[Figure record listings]
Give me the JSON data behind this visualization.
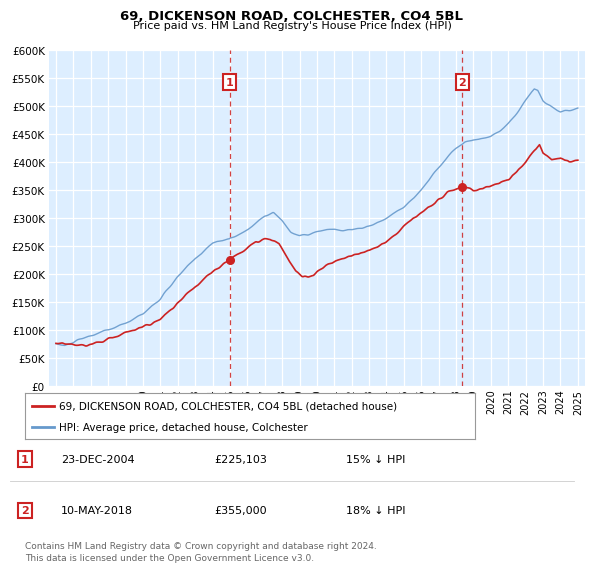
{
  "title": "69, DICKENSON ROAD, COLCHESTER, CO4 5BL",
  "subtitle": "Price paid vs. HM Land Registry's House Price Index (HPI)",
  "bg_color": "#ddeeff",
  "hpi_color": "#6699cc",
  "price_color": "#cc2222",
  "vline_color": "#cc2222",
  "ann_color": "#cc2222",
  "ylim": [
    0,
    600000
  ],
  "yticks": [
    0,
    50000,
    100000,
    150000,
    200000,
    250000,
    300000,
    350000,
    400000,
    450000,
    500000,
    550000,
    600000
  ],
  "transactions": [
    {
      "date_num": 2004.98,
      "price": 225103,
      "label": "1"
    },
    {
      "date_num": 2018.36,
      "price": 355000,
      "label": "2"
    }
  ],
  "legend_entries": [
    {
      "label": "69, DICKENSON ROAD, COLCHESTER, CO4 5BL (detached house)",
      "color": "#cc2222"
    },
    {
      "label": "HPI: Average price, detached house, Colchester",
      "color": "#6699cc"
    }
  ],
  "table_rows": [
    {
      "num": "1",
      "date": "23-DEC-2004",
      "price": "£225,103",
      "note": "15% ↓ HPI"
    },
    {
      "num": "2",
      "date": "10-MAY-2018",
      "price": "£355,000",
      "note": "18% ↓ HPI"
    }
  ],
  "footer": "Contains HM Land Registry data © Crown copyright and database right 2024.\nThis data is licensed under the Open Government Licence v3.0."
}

...

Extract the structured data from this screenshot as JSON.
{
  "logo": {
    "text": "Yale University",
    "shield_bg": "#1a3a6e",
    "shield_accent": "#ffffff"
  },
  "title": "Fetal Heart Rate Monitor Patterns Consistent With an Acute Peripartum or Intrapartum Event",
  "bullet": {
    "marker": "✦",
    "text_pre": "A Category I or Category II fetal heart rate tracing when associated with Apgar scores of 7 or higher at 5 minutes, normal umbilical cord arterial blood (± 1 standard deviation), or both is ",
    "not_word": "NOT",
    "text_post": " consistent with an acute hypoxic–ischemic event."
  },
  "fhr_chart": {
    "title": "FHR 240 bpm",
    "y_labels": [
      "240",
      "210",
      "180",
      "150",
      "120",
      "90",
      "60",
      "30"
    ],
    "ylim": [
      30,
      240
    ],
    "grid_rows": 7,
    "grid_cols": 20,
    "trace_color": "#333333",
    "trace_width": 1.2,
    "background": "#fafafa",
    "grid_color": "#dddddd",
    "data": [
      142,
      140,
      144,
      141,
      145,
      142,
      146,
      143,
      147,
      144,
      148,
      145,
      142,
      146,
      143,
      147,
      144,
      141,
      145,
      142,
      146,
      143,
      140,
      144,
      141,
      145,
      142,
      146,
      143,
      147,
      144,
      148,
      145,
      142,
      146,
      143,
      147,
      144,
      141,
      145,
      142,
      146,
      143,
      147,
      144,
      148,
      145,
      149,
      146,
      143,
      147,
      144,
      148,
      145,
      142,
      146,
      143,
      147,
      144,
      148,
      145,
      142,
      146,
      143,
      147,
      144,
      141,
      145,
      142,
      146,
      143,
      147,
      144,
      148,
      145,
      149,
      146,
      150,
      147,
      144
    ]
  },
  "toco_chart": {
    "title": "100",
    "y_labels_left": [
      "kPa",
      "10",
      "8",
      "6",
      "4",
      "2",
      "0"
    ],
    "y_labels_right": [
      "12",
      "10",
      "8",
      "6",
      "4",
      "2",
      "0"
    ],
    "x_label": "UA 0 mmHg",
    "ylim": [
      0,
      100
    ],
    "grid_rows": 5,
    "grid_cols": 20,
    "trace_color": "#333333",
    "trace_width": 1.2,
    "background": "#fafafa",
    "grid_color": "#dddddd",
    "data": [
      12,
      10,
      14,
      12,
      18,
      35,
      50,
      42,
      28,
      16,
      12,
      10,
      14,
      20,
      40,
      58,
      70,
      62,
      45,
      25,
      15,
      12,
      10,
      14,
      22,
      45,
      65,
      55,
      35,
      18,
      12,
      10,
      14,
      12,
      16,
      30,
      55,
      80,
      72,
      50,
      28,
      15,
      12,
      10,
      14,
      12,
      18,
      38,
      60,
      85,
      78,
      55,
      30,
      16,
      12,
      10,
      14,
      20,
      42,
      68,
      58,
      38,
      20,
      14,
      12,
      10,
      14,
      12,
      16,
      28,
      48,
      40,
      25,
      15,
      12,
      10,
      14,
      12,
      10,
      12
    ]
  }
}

Required work> How many of the listing's lines contain "DICKENSON"? Respond with a single number and nothing else.

Task answer> 2